WORK INSTRUCTIONS: Write out all of the records precisely. Skip anything that is a picture.

--- BEGIN ---

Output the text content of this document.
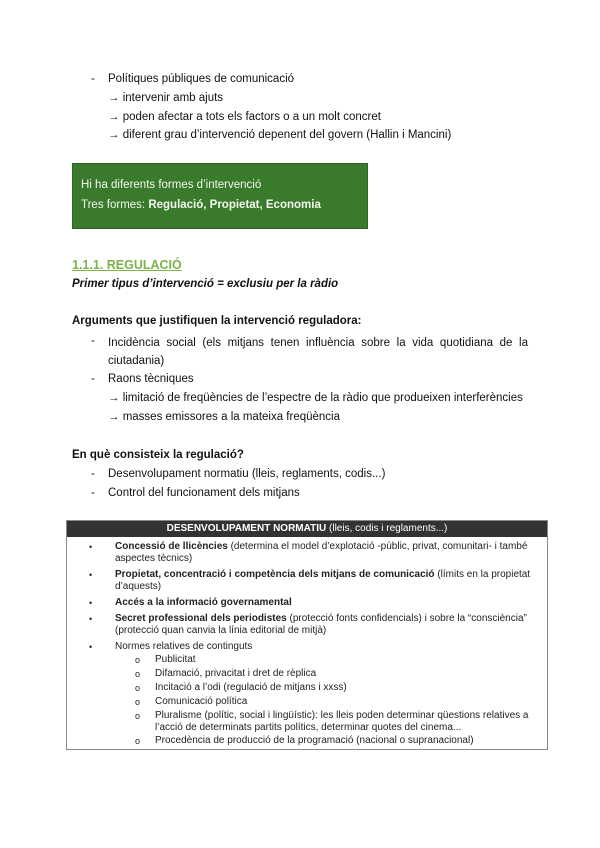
- Polítiques públiques de comunicació
→ intervenir amb ajuts
→ poden afectar a tots els factors o a un molt concret
→ diferent grau d’intervenció depenent del govern (Hallin i Mancini)
Hi ha diferents formes d’intervenció
Tres formes: Regulació, Propietat, Economia
1.1.1. REGULACIÓ
Primer tipus d’intervenció = exclusiu per la ràdio
Arguments que justifiquen la intervenció reguladora:
- Incidència social (els mitjans tenen influència sobre la vida quotidiana de la ciutadania)
- Raons tècniques
→ limitació de freqüències de l’espectre de la ràdio que produeixen interferències
→ masses emissores a la mateixa freqüència
En què consisteix la regulació?
- Desenvolupament normatiu (lleis, reglaments, codis...)
- Control del funcionament dels mitjans
DESENVOLUPAMENT NORMATIU (lleis, codis i reglaments...)
• Concessió de llicències (determina el model d’explotació -públic, privat, comunitari- i també aspectes tècnics)
• Propietat, concentració i competència dels mitjans de comunicació (límits en la propietat d’aquests)
• Accés a la informació governamental
• Secret professional dels periodistes (protecció fonts confidencials) i sobre la “consciència” (protecció quan canvia la línia editorial de mitjà)
• Normes relatives de continguts
o Publicitat
o Difamació, privacitat i dret de rèplica
o Incitació a l’odi (regulació de mitjans i xxss)
o Comunicació política
o Pluralisme (polític, social i lingüístic): les lleis poden determinar qüestions relatives a l’acció de determinats partits polítics, determinar quotes del cinema...
o Procedència de producció de la programació (nacional o supranacional)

--- END ---

RESULT FOR THIS TASK:
Output the text content of this document.
- Polítiques públiques de comunicació
→ intervenir amb ajuts
→ poden afectar a tots els factors o a un molt concret
→ diferent grau d’intervenció depenent del govern (Hallin i Mancini)
Hi ha diferents formes d’intervenció
Tres formes: Regulació, Propietat, Economia
1.1.1. REGULACIÓ
Primer tipus d’intervenció = exclusiu per la ràdio
Arguments que justifiquen la intervenció reguladora:
- Incidència social (els mitjans tenen influència sobre la vida quotidiana de la ciutadania)
- Raons tècniques
→ limitació de freqüències de l’espectre de la ràdio que produeixen interferències
→ masses emissores a la mateixa freqüència
En què consisteix la regulació?
- Desenvolupament normatiu (lleis, reglaments, codis...)
- Control del funcionament dels mitjans
DESENVOLUPAMENT NORMATIU (lleis, codis i reglaments...)
• Concessió de llicències (determina el model d’explotació -públic, privat, comunitari- i també aspectes tècnics)
• Propietat, concentració i competència dels mitjans de comunicació (límits en la propietat d’aquests)
• Accés a la informació governamental
• Secret professional dels periodistes (protecció fonts confidencials) i sobre la “consciència” (protecció quan canvia la línia editorial de mitjà)
• Normes relatives de continguts
o Publicitat
o Difamació, privacitat i dret de rèplica
o Incitació a l’odi (regulació de mitjans i xxss)
o Comunicació política
o Pluralisme (polític, social i lingüístic): les lleis poden determinar qüestions relatives a l’acció de determinats partits polítics, determinar quotes del cinema...
o Procedència de producció de la programació (nacional o supranacional)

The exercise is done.